Goal of the exercise → Show only lines that include "선택합니다".

- - - -

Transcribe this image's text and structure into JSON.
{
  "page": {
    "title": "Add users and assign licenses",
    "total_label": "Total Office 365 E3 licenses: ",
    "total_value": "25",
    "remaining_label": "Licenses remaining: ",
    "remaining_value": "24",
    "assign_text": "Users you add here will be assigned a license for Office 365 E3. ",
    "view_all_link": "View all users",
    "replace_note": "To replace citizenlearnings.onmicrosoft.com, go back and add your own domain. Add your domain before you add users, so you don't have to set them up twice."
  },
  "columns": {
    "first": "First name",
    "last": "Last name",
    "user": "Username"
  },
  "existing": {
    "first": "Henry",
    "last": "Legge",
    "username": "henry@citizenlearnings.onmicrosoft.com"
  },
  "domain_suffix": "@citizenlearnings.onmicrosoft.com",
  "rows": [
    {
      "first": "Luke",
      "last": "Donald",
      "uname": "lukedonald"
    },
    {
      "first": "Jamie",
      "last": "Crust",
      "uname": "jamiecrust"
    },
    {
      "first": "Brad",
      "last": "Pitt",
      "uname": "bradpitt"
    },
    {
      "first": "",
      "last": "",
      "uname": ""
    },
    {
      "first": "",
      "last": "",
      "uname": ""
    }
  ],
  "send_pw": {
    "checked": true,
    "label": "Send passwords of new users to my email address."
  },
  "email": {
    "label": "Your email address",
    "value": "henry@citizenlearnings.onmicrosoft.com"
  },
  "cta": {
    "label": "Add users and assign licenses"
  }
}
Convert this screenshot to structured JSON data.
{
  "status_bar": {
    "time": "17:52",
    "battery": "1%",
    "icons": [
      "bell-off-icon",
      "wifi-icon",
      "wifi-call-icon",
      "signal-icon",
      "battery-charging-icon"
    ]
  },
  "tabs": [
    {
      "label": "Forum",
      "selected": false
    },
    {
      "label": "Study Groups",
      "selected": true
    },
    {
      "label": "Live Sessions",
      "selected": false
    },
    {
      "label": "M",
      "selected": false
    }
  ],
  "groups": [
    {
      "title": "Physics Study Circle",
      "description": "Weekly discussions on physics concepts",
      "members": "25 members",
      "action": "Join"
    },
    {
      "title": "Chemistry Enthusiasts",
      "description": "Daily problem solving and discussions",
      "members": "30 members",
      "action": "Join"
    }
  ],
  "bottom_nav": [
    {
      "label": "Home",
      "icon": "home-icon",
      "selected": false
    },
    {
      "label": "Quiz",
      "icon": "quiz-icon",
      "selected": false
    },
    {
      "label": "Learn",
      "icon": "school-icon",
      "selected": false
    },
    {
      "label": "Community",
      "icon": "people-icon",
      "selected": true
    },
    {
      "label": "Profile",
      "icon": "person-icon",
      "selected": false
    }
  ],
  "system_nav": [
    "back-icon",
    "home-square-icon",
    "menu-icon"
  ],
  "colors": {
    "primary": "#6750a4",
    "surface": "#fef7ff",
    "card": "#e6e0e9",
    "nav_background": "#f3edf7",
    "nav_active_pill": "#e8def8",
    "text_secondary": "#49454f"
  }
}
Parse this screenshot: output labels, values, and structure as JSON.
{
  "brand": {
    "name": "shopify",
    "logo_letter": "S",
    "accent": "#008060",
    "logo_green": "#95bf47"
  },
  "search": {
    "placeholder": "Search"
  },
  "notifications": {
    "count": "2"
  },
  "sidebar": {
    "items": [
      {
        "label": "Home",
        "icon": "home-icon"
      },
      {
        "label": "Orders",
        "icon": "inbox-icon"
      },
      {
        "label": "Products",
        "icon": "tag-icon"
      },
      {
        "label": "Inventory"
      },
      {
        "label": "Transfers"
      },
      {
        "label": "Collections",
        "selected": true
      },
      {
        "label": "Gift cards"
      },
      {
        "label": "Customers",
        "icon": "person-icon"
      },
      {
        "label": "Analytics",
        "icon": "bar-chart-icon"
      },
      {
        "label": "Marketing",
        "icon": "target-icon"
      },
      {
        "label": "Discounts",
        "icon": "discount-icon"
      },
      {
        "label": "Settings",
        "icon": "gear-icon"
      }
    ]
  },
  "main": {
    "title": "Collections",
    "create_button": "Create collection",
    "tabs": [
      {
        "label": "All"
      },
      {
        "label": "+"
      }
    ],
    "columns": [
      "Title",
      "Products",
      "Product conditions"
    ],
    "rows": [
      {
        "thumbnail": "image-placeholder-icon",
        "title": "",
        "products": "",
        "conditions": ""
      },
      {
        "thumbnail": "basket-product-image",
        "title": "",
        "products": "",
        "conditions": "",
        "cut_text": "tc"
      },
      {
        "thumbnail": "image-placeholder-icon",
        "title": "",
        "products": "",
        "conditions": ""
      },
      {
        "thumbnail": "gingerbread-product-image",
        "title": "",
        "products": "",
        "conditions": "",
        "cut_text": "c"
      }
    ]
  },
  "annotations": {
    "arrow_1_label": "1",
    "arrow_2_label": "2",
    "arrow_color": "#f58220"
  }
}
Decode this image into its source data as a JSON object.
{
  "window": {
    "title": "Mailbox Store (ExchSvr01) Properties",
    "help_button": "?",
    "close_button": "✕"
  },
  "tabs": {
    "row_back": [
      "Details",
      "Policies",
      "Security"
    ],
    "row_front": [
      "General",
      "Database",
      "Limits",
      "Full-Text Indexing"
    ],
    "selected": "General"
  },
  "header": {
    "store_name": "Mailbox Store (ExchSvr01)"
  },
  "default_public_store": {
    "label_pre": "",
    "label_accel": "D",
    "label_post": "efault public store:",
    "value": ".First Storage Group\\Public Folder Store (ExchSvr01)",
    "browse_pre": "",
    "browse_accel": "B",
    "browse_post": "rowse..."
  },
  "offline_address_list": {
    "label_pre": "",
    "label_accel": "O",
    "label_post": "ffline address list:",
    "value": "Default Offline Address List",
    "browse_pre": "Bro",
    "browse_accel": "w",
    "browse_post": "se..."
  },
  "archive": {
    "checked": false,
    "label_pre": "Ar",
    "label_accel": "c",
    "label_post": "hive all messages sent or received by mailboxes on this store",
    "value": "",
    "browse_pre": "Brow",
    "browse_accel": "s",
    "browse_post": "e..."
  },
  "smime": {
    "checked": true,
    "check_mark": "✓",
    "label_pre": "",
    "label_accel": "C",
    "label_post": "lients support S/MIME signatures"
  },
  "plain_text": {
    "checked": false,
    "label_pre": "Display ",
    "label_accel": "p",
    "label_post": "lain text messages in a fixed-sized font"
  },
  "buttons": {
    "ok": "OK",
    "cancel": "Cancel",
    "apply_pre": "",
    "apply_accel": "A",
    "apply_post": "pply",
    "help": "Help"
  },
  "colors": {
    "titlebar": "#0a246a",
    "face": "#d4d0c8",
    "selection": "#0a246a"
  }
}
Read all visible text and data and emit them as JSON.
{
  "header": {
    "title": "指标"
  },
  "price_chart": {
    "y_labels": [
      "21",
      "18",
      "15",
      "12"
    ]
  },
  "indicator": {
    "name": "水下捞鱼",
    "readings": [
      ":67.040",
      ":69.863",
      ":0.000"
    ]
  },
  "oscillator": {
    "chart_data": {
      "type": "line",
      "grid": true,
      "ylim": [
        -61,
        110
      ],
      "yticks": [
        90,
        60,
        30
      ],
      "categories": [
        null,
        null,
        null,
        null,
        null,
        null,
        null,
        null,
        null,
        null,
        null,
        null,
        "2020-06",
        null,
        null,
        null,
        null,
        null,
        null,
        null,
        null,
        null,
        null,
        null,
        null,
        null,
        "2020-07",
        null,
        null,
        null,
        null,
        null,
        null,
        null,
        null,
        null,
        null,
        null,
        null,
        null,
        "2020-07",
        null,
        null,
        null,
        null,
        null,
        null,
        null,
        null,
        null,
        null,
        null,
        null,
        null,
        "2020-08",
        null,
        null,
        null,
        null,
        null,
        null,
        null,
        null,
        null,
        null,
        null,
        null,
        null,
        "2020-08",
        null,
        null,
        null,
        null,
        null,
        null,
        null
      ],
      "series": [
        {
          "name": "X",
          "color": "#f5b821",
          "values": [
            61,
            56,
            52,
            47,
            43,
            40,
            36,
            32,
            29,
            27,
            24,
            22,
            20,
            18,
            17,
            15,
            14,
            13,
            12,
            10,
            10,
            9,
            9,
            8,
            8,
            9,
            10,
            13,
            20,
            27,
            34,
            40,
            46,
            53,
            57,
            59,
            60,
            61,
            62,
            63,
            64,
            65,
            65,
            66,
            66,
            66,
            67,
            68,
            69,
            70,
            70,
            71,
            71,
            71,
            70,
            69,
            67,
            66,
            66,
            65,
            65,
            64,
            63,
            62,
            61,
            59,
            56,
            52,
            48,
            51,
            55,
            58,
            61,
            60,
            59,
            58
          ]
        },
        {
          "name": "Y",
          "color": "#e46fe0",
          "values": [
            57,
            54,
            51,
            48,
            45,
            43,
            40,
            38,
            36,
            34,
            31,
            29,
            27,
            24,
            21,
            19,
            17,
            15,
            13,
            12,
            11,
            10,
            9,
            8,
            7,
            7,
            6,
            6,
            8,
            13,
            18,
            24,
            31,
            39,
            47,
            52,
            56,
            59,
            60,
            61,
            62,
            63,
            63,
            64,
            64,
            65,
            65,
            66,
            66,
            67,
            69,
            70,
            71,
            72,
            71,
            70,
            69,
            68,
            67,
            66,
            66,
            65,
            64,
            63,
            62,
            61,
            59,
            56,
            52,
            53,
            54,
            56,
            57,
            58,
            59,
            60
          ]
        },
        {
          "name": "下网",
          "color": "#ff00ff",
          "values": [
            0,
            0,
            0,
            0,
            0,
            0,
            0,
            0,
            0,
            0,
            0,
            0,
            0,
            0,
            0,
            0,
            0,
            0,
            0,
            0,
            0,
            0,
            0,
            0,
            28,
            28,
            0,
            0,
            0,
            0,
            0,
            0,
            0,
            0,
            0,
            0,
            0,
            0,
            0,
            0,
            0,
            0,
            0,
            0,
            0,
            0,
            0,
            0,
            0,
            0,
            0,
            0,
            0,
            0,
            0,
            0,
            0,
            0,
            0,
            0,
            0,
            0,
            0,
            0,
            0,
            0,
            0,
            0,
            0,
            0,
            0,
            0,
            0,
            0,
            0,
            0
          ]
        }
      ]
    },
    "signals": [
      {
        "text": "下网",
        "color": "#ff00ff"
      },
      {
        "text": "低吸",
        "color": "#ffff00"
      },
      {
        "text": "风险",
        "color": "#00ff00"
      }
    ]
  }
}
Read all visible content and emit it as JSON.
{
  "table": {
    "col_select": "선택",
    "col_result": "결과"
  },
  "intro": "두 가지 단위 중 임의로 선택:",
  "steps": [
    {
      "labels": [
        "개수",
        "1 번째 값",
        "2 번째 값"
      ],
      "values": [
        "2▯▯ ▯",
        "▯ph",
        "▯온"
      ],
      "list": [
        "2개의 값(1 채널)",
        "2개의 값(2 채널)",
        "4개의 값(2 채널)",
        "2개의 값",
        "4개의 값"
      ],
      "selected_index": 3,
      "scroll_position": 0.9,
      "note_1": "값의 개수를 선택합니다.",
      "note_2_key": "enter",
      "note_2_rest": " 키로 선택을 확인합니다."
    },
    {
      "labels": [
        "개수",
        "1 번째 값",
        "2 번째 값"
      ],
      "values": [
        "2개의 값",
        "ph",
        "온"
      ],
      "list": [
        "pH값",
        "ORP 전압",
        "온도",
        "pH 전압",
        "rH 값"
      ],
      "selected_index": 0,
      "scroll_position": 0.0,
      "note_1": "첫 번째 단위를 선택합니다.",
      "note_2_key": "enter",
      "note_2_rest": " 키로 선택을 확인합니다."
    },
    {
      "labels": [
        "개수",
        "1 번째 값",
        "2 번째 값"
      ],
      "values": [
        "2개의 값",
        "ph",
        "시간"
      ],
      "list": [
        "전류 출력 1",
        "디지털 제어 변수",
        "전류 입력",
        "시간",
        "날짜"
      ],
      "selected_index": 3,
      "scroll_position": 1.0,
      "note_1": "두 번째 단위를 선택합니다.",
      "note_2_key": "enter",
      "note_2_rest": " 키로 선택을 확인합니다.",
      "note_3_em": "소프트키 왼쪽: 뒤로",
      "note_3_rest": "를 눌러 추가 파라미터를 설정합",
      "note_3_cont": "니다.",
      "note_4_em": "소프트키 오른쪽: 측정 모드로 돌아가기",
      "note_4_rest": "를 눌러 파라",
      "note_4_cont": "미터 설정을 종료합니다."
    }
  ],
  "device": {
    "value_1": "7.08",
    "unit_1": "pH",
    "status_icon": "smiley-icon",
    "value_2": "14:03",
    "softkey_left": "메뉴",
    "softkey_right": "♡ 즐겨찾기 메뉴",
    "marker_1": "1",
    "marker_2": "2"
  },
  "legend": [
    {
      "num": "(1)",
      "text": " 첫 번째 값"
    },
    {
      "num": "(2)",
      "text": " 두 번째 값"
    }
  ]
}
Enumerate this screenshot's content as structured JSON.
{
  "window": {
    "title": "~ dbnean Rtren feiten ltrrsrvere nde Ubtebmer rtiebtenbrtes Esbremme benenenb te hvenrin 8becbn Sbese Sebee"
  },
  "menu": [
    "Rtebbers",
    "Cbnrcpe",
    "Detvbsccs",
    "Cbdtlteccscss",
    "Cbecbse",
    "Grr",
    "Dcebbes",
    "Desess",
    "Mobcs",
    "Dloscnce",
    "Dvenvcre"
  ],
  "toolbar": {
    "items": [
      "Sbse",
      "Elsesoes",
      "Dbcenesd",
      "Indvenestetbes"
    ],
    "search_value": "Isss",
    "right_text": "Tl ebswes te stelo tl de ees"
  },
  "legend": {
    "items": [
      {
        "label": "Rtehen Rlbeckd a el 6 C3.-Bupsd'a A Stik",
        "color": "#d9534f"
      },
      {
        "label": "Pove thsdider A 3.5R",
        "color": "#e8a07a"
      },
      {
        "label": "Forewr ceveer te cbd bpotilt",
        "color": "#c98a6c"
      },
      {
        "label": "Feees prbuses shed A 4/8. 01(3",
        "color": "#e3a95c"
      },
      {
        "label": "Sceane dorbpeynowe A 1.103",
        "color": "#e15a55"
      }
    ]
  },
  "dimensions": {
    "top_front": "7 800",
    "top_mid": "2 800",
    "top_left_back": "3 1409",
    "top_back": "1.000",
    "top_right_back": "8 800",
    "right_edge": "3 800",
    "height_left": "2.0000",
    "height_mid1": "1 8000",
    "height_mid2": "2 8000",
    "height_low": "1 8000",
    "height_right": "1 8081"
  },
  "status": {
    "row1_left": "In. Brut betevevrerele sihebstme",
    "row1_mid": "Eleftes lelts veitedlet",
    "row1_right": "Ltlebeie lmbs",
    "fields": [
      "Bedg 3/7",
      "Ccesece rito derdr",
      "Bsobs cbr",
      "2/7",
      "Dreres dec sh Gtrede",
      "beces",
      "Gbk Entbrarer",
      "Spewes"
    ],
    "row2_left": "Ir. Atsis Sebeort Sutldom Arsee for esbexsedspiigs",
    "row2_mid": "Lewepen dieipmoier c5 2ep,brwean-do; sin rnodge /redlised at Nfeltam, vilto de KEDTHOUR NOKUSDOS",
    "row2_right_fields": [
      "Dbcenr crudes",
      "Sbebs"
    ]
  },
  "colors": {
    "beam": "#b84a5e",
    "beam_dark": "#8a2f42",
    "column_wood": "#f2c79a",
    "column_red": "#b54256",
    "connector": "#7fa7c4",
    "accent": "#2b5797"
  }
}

- - - -

Correct output →
      "note_1": "값의 개수를 선택합니다.",
      "note_1": "첫 번째 단위를 선택합니다.",
      "note_1": "두 번째 단위를 선택합니다.",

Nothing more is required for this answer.